| Exercise material |
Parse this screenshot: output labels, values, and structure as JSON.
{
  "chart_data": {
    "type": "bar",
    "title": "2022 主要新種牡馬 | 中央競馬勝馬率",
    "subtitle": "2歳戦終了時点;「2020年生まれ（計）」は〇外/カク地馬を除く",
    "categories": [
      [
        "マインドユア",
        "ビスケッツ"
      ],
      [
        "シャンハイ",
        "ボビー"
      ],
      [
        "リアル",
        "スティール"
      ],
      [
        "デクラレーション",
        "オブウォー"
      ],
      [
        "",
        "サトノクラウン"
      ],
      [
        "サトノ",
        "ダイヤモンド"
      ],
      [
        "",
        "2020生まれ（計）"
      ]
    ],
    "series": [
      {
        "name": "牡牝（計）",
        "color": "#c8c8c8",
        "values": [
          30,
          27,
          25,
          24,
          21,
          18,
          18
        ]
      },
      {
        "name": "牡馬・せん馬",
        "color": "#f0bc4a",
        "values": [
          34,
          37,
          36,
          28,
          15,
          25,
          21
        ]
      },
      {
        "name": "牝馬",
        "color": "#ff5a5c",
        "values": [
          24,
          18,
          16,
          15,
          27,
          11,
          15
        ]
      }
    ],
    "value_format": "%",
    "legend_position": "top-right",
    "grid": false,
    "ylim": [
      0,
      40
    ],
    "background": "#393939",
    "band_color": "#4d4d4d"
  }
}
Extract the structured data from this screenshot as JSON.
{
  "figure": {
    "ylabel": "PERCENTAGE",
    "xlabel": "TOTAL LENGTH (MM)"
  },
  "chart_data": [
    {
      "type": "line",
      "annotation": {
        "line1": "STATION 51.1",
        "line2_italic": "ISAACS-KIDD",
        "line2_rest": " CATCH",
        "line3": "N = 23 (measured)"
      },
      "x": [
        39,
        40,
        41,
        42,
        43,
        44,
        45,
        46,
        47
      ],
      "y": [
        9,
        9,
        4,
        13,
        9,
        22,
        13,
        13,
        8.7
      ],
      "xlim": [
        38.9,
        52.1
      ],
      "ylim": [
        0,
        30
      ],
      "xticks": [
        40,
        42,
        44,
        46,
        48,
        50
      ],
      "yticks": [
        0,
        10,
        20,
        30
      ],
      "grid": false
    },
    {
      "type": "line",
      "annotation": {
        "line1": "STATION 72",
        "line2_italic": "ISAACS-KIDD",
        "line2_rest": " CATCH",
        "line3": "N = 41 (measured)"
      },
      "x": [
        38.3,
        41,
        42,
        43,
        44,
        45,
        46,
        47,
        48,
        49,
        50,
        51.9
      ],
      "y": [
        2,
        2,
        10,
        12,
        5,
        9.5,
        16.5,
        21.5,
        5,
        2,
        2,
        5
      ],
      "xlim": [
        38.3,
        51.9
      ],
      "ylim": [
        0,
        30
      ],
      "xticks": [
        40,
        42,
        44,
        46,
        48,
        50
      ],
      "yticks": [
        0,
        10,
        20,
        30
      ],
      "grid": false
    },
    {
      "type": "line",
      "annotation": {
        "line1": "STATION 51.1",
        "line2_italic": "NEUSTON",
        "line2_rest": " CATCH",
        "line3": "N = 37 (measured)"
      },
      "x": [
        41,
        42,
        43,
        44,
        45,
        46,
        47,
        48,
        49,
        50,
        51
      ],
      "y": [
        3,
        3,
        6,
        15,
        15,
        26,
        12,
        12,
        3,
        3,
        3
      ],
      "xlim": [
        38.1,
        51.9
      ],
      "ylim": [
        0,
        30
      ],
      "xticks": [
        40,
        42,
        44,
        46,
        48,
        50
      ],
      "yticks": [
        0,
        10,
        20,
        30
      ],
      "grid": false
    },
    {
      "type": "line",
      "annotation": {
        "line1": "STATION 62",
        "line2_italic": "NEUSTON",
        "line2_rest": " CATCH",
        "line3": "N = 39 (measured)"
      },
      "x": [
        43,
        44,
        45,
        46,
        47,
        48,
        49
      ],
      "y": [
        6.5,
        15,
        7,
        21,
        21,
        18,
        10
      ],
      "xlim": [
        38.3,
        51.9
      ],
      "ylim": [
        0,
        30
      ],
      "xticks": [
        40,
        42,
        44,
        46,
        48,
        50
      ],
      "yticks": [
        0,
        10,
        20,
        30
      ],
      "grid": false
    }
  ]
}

| Short problem |
How many lines of the listing include the string "JSON"? Answer with the number alone.

| The completed task |
2